> [INSTRUCTION]: Your task is to transcribe the records exactly, skipping every image.

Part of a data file
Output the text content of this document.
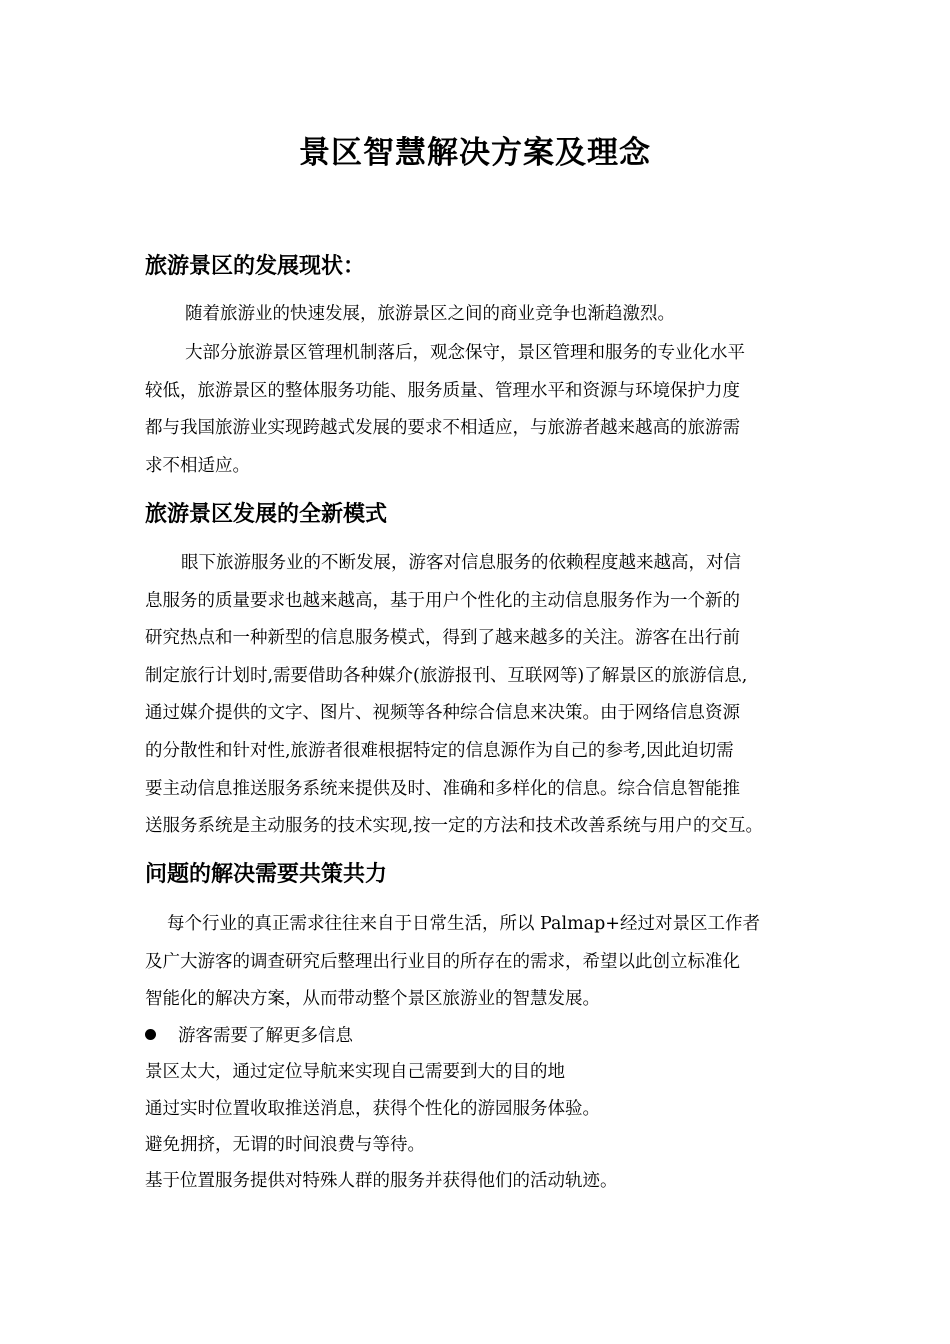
景区智慧解决方案及理念
旅游景区的发展现状：
随着旅游业的快速发展，旅游景区之间的商业竞争也渐趋激烈。
大部分旅游景区管理机制落后，观念保守，景区管理和服务的专业化水平
较低，旅游景区的整体服务功能、服务质量、管理水平和资源与环境保护力度
都与我国旅游业实现跨越式发展的要求不相适应，与旅游者越来越高的旅游需
求不相适应。
旅游景区发展的全新模式
眼下旅游服务业的不断发展，游客对信息服务的依赖程度越来越高，对信
息服务的质量要求也越来越高，基于用户个性化的主动信息服务作为一个新的
研究热点和一种新型的信息服务模式，得到了越来越多的关注。游客在出行前
制定旅行计划时,需要借助各种媒介(旅游报刊、互联网等)了解景区的旅游信息,
通过媒介提供的文字、图片、视频等各种综合信息来决策。由于网络信息资源
的分散性和针对性,旅游者很难根据特定的信息源作为自己的参考,因此迫切需
要主动信息推送服务系统来提供及时、准确和多样化的信息。综合信息智能推
送服务系统是主动服务的技术实现,按一定的方法和技术改善系统与用户的交互。
问题的解决需要共策共力
每个行业的真正需求往往来自于日常生活，所以 Palmap+经过对景区工作者
及广大游客的调查研究后整理出行业目的所存在的需求，希望以此创立标准化
智能化的解决方案，从而带动整个景区旅游业的智慧发展。
游客需要了解更多信息
景区太大，通过定位导航来实现自己需要到大的目的地
通过实时位置收取推送消息，获得个性化的游园服务体验。
避免拥挤，无谓的时间浪费与等待。
基于位置服务提供对特殊人群的服务并获得他们的活动轨迹。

> [OUTPUT OF THE TASK]:
Output the text content of this document.
景区智慧解决方案及理念
旅游景区的发展现状：
随着旅游业的快速发展，旅游景区之间的商业竞争也渐趋激烈。
大部分旅游景区管理机制落后，观念保守，景区管理和服务的专业化水平
较低，旅游景区的整体服务功能、服务质量、管理水平和资源与环境保护力度
都与我国旅游业实现跨越式发展的要求不相适应，与旅游者越来越高的旅游需
求不相适应。
旅游景区发展的全新模式
眼下旅游服务业的不断发展，游客对信息服务的依赖程度越来越高，对信
息服务的质量要求也越来越高，基于用户个性化的主动信息服务作为一个新的
研究热点和一种新型的信息服务模式，得到了越来越多的关注。游客在出行前
制定旅行计划时,需要借助各种媒介(旅游报刊、互联网等)了解景区的旅游信息,
通过媒介提供的文字、图片、视频等各种综合信息来决策。由于网络信息资源
的分散性和针对性,旅游者很难根据特定的信息源作为自己的参考,因此迫切需
要主动信息推送服务系统来提供及时、准确和多样化的信息。综合信息智能推
送服务系统是主动服务的技术实现,按一定的方法和技术改善系统与用户的交互。
问题的解决需要共策共力
每个行业的真正需求往往来自于日常生活，所以 Palmap+经过对景区工作者
及广大游客的调查研究后整理出行业目的所存在的需求，希望以此创立标准化
智能化的解决方案，从而带动整个景区旅游业的智慧发展。
游客需要了解更多信息
景区太大，通过定位导航来实现自己需要到大的目的地
通过实时位置收取推送消息，获得个性化的游园服务体验。
避免拥挤，无谓的时间浪费与等待。
基于位置服务提供对特殊人群的服务并获得他们的活动轨迹。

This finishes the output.